Collected data entries
• • • • • • •
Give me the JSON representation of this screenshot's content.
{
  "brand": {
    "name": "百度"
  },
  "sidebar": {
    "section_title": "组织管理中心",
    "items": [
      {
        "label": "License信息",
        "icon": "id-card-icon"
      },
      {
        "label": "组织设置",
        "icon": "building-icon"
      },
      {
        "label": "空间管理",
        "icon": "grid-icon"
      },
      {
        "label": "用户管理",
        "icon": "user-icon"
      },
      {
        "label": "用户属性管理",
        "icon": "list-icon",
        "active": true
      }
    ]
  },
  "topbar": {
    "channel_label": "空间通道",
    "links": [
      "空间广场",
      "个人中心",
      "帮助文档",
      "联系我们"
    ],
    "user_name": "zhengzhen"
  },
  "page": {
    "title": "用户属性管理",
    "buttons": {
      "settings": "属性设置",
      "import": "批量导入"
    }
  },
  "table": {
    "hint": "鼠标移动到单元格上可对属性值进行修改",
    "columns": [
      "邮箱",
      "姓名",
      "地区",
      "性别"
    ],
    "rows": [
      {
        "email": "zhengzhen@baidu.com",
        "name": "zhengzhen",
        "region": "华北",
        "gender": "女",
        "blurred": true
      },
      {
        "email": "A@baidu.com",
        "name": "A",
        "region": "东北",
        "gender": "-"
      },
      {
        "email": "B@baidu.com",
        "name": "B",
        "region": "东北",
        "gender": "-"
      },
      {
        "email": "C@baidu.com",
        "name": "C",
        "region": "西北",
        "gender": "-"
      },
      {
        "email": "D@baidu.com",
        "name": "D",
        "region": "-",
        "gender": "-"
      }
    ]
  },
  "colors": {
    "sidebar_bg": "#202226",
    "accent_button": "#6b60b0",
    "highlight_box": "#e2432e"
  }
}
• • • • • • •
What is expected: Give back all the records exactly as they stand.

Solution to this task:
Give me the JSON representation of this screenshot's content.
{
  "brand": {
    "name": "百度"
  },
  "sidebar": {
    "section_title": "组织管理中心",
    "items": [
      {
        "label": "License信息",
        "icon": "id-card-icon"
      },
      {
        "label": "组织设置",
        "icon": "building-icon"
      },
      {
        "label": "空间管理",
        "icon": "grid-icon"
      },
      {
        "label": "用户管理",
        "icon": "user-icon"
      },
      {
        "label": "用户属性管理",
        "icon": "list-icon",
        "active": true
      }
    ]
  },
  "topbar": {
    "channel_label": "空间通道",
    "links": [
      "空间广场",
      "个人中心",
      "帮助文档",
      "联系我们"
    ],
    "user_name": "zhengzhen"
  },
  "page": {
    "title": "用户属性管理",
    "buttons": {
      "settings": "属性设置",
      "import": "批量导入"
    }
  },
  "table": {
    "hint": "鼠标移动到单元格上可对属性值进行修改",
    "columns": [
      "邮箱",
      "姓名",
      "地区",
      "性别"
    ],
    "rows": [
      {
        "email": "zhengzhen@baidu.com",
        "name": "zhengzhen",
        "region": "华北",
        "gender": "女",
        "blurred": true
      },
      {
        "email": "A@baidu.com",
        "name": "A",
        "region": "东北",
        "gender": "-"
      },
      {
        "email": "B@baidu.com",
        "name": "B",
        "region": "东北",
        "gender": "-"
      },
      {
        "email": "C@baidu.com",
        "name": "C",
        "region": "西北",
        "gender": "-"
      },
      {
        "email": "D@baidu.com",
        "name": "D",
        "region": "-",
        "gender": "-"
      }
    ]
  },
  "colors": {
    "sidebar_bg": "#202226",
    "accent_button": "#6b60b0",
    "highlight_box": "#e2432e"
  }
}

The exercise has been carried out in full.